### BRIEF:
Every line that contains "自觉践行社会主义核心价值观" counts once; give the total number of such lines, with no other words.

[Stored items]
□ □ □

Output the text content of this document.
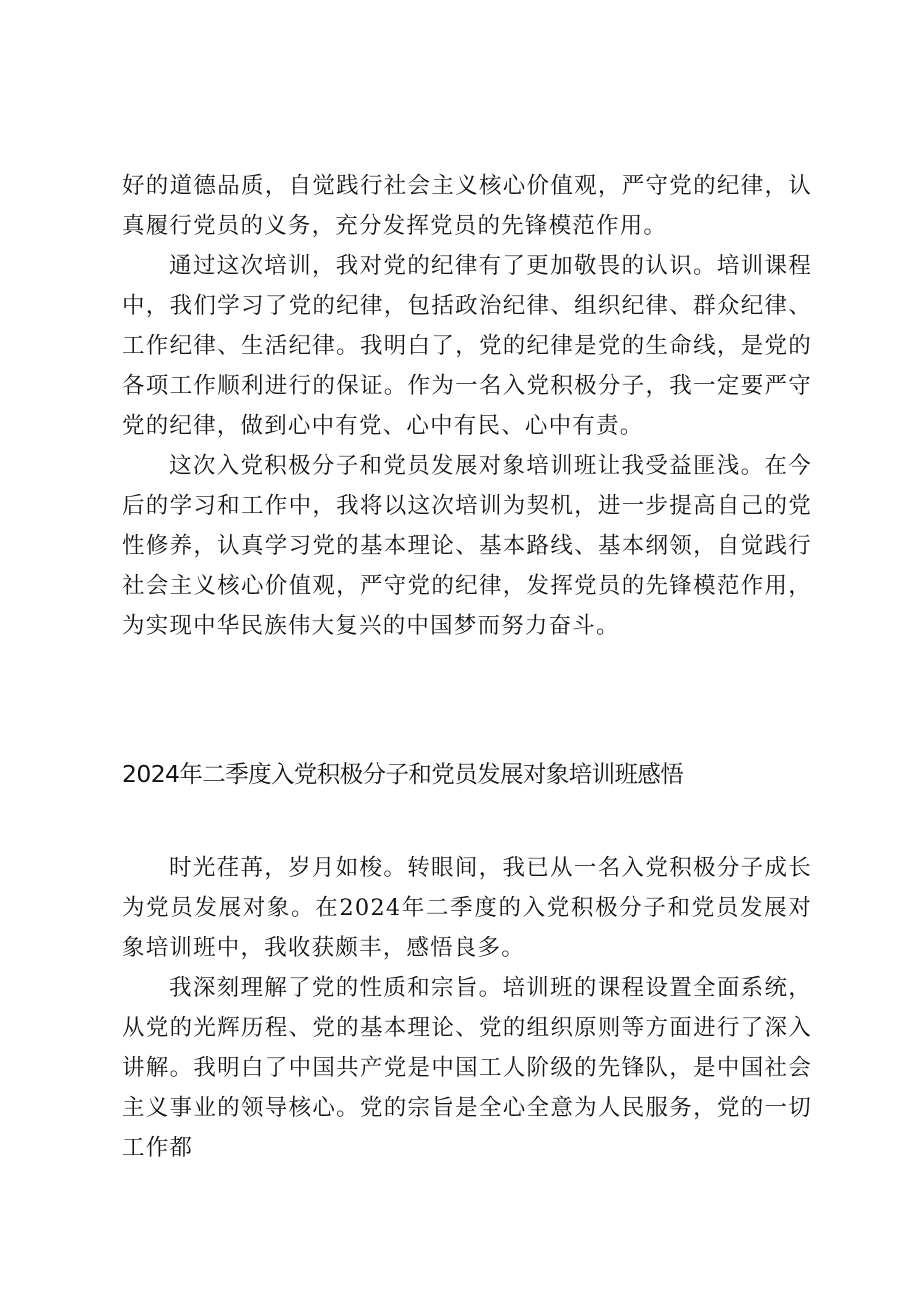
好的道德品质，自觉践行社会主义核心价值观，严守党的纪律，认真履行党员的义务，充分发挥党员的先锋模范作用。

通过这次培训，我对党的纪律有了更加敬畏的认识。培训课程中，我们学习了党的纪律，包括政治纪律、组织纪律、群众纪律、工作纪律、生活纪律。我明白了，党的纪律是党的生命线，是党的各项工作顺利进行的保证。作为一名入党积极分子，我一定要严守党的纪律，做到心中有党、心中有民、心中有责。

这次入党积极分子和党员发展对象培训班让我受益匪浅。在今后的学习和工作中，我将以这次培训为契机，进一步提高自己的党性修养，认真学习党的基本理论、基本路线、基本纲领，自觉践行社会主义核心价值观，严守党的纪律，发挥党员的先锋模范作用，为实现中华民族伟大复兴的中国梦而努力奋斗。

2024年二季度入党积极分子和党员发展对象培训班感悟

时光荏苒，岁月如梭。转眼间，我已从一名入党积极分子成长为党员发展对象。在2024年二季度的入党积极分子和党员发展对象培训班中，我收获颇丰，感悟良多。

我深刻理解了党的性质和宗旨。培训班的课程设置全面系统，从党的光辉历程、党的基本理论、党的组织原则等方面进行了深入讲解。我明白了中国共产党是中国工人阶级的先锋队，是中国社会主义事业的领导核心。党的宗旨是全心全意为人民服务，党的一切工作都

□ □ □

### EXERCISE ANSWER:
2